→ **LISTED ENTRIES**
────────

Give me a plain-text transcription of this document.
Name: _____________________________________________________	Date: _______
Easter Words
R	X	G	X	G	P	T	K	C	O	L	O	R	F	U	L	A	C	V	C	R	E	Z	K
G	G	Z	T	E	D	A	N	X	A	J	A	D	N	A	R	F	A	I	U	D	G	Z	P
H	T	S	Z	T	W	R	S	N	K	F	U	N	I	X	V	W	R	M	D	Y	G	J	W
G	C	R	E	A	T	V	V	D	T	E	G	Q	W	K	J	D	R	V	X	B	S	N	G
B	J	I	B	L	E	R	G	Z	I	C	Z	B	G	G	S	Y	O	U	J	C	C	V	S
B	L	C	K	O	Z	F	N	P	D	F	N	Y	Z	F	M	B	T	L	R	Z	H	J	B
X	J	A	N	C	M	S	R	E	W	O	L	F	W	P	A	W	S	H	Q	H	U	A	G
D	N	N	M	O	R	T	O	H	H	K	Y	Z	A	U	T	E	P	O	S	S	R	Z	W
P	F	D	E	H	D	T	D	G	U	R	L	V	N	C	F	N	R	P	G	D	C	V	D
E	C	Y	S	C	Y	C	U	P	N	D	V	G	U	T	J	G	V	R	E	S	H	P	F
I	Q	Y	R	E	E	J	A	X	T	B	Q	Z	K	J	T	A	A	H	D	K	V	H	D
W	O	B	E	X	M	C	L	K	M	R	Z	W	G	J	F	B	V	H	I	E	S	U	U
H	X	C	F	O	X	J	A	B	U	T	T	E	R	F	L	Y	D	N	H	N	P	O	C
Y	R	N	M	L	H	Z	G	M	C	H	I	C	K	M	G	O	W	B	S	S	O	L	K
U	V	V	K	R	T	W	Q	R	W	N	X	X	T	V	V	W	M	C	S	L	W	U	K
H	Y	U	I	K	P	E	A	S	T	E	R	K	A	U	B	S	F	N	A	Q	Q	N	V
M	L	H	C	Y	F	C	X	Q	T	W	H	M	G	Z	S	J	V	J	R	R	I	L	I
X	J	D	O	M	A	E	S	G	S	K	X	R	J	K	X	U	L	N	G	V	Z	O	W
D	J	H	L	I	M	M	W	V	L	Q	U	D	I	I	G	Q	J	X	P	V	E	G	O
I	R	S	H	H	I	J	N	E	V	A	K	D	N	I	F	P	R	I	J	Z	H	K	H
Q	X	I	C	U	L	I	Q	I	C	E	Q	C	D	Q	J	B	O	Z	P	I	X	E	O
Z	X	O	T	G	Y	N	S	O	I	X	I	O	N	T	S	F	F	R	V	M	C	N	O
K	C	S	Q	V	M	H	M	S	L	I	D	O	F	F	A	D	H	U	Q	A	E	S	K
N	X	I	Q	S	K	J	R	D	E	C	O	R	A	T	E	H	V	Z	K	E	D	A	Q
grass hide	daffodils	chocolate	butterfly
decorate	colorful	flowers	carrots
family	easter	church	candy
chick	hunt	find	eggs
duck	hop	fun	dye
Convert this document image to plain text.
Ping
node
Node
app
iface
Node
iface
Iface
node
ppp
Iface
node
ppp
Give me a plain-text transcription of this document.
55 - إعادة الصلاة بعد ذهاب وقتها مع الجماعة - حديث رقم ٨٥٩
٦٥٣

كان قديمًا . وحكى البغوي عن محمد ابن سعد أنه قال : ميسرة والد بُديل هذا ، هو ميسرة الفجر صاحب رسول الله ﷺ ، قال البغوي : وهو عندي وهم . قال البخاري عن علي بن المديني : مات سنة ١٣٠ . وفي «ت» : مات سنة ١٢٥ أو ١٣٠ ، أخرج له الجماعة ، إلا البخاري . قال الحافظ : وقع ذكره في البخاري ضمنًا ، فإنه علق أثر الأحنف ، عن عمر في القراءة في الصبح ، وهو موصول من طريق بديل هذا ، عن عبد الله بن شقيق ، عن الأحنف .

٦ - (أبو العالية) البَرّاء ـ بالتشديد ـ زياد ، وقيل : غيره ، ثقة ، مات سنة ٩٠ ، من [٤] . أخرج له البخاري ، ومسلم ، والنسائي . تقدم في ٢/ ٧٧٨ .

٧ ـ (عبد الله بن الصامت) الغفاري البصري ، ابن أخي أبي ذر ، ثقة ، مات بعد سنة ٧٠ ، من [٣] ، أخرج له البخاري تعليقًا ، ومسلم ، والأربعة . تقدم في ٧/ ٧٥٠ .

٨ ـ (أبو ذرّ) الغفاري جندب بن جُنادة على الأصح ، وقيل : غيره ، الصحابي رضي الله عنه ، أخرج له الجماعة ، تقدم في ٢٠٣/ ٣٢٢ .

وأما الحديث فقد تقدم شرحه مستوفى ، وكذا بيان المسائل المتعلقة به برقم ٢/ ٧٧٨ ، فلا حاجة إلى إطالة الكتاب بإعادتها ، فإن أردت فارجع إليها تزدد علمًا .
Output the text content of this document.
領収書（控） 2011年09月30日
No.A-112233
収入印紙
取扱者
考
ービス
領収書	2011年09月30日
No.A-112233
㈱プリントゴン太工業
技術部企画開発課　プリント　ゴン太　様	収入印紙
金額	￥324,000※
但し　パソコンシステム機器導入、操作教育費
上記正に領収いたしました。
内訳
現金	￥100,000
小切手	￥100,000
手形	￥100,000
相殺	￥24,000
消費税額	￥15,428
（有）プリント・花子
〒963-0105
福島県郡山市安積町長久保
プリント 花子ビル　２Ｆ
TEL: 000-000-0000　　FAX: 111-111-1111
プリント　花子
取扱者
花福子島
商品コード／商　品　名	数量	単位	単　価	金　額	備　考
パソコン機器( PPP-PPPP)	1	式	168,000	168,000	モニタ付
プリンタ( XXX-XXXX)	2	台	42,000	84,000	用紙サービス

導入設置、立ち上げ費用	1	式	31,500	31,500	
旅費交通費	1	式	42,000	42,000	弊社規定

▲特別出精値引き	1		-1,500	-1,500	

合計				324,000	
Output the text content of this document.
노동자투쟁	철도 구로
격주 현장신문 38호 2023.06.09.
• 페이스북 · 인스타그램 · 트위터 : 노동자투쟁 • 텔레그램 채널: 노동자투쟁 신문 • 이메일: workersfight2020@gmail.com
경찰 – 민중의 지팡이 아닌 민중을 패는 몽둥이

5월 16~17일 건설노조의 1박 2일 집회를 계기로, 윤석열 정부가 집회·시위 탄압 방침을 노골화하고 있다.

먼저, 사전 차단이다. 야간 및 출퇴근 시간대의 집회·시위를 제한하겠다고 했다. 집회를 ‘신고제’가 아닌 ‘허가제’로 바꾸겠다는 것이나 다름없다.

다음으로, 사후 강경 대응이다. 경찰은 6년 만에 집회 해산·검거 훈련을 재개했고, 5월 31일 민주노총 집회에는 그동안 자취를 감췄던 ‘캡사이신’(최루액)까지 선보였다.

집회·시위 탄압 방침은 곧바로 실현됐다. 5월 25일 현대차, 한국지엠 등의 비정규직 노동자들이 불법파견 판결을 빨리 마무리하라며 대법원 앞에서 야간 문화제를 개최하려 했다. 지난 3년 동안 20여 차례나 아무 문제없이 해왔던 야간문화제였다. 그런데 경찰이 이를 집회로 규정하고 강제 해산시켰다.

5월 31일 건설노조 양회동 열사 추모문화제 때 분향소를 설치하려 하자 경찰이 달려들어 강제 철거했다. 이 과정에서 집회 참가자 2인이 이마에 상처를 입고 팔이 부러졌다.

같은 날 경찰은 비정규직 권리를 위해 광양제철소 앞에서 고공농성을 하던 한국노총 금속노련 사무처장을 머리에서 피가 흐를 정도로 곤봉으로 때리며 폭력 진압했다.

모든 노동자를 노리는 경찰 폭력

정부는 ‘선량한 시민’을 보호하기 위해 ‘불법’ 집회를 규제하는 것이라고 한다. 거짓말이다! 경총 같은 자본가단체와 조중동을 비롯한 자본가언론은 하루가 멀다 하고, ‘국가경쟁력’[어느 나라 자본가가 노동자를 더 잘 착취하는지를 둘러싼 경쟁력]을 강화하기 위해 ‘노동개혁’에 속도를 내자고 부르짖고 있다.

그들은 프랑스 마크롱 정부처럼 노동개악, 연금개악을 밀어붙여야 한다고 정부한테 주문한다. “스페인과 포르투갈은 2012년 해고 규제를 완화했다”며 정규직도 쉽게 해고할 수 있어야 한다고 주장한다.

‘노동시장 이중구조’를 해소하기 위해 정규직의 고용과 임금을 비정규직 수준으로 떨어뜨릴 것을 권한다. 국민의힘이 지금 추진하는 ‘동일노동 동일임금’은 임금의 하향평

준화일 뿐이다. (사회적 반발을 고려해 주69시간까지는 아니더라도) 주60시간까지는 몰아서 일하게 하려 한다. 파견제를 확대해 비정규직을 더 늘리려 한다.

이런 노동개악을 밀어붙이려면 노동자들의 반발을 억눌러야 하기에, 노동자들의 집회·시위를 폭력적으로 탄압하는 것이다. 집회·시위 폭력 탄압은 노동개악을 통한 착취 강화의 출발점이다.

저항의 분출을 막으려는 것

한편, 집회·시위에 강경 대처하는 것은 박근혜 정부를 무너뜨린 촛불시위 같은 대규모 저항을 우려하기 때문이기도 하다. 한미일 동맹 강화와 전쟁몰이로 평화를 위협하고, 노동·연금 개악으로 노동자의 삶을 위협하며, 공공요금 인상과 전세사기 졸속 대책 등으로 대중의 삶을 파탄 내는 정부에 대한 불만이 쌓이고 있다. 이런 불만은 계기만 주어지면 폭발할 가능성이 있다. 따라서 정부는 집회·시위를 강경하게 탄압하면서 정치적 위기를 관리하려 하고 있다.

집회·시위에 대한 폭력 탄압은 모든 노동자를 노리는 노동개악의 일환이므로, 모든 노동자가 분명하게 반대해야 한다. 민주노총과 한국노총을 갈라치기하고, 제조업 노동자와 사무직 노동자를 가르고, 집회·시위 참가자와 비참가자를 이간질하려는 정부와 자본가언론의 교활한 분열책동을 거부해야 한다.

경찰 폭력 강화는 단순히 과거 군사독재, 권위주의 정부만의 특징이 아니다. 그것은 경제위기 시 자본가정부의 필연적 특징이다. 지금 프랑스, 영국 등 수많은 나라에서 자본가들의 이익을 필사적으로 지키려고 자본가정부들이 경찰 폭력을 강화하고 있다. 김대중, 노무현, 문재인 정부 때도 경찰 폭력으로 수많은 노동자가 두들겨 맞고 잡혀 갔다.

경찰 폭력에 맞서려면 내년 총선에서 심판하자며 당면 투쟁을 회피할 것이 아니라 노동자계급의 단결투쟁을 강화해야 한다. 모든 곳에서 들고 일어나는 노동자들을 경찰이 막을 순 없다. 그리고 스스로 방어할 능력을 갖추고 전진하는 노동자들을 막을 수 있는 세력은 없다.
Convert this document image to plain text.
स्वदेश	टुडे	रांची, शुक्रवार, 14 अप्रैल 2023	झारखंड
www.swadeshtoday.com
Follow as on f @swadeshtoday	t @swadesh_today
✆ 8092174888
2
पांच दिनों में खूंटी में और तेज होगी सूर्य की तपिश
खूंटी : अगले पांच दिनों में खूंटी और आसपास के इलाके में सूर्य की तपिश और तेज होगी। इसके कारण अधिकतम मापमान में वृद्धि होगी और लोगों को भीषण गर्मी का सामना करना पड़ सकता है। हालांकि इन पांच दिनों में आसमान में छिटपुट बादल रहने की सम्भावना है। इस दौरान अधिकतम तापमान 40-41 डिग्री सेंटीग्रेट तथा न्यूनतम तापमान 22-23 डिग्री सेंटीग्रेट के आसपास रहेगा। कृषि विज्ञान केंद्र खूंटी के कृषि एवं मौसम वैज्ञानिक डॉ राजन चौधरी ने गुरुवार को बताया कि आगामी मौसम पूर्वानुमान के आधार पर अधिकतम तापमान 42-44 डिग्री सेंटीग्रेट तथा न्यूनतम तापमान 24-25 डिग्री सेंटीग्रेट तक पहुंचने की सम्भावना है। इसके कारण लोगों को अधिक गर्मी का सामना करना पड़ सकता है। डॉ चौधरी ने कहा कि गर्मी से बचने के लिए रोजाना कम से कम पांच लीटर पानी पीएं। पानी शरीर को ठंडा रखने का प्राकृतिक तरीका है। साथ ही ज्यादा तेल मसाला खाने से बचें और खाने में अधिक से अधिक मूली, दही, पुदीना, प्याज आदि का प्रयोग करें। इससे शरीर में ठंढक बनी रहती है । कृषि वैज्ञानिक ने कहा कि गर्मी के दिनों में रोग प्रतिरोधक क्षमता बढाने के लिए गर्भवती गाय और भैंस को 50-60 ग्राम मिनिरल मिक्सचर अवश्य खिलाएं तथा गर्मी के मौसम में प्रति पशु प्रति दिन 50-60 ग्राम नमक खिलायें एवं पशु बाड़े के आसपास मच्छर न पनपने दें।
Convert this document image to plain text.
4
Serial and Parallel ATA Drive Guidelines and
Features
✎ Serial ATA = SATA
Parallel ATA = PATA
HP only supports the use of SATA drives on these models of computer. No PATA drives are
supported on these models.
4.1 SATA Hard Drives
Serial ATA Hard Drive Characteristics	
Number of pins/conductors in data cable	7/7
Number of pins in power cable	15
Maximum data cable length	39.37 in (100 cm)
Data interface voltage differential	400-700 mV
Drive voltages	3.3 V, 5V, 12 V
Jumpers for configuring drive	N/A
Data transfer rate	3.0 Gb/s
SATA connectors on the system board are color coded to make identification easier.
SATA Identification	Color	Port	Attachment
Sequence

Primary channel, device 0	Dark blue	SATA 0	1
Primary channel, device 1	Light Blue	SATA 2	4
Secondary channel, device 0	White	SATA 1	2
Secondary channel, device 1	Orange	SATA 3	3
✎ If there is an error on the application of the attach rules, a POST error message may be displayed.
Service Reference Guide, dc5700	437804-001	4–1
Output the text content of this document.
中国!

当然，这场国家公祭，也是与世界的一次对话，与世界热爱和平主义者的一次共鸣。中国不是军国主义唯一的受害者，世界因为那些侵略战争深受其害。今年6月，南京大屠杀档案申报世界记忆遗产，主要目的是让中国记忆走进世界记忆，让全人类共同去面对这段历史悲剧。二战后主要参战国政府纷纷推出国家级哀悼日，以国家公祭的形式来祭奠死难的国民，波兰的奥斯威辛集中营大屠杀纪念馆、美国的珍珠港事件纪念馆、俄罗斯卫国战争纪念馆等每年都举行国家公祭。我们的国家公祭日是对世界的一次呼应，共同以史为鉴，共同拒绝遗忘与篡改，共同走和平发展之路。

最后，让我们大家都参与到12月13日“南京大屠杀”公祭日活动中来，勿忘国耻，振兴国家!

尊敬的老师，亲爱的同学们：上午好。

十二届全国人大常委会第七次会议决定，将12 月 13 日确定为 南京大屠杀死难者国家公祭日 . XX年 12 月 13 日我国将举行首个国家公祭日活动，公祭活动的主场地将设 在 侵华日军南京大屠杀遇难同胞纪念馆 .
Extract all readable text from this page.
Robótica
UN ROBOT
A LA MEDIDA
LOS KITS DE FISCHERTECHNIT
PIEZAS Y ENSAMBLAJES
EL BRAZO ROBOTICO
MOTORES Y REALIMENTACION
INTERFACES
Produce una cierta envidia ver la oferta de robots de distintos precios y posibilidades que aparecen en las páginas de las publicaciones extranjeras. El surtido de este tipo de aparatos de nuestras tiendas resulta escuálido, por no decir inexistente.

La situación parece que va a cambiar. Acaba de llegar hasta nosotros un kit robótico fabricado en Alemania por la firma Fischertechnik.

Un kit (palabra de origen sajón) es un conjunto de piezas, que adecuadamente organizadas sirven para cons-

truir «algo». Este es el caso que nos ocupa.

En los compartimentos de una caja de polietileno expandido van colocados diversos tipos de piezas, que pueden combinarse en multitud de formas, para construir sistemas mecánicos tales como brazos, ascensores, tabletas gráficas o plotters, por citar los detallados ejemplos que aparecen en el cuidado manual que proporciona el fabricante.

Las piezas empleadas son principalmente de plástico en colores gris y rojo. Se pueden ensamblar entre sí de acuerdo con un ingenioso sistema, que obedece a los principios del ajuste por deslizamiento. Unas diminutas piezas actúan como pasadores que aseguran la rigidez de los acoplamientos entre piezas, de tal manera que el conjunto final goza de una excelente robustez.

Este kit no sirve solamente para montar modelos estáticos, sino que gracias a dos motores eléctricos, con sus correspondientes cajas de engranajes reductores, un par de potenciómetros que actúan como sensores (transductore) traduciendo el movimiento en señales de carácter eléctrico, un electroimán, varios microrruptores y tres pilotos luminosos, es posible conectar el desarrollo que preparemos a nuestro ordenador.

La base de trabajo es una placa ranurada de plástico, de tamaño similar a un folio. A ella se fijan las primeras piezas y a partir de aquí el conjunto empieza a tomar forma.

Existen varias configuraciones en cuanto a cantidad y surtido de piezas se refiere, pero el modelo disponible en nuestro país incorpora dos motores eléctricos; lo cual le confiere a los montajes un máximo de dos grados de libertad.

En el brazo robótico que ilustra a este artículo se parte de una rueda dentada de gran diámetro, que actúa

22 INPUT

────────

→ **WRITTEN EXERCISE**
Find the lines that include the string "SATA", then copy each of them.

→ **WRITTEN SOLUTION**
✎ Serial ATA = SATA
HP only supports the use of SATA drives on these models of computer. No PATA drives are
4.1 SATA Hard Drives
SATA connectors on the system board are color coded to make identification easier.
SATA Identification	Color	Port	Attachment
Primary channel, device 0	Dark blue	SATA 0	1
Primary channel, device 1	Light Blue	SATA 2	4
Secondary channel, device 0	White	SATA 1	2
Secondary channel, device 1	Orange	SATA 3	3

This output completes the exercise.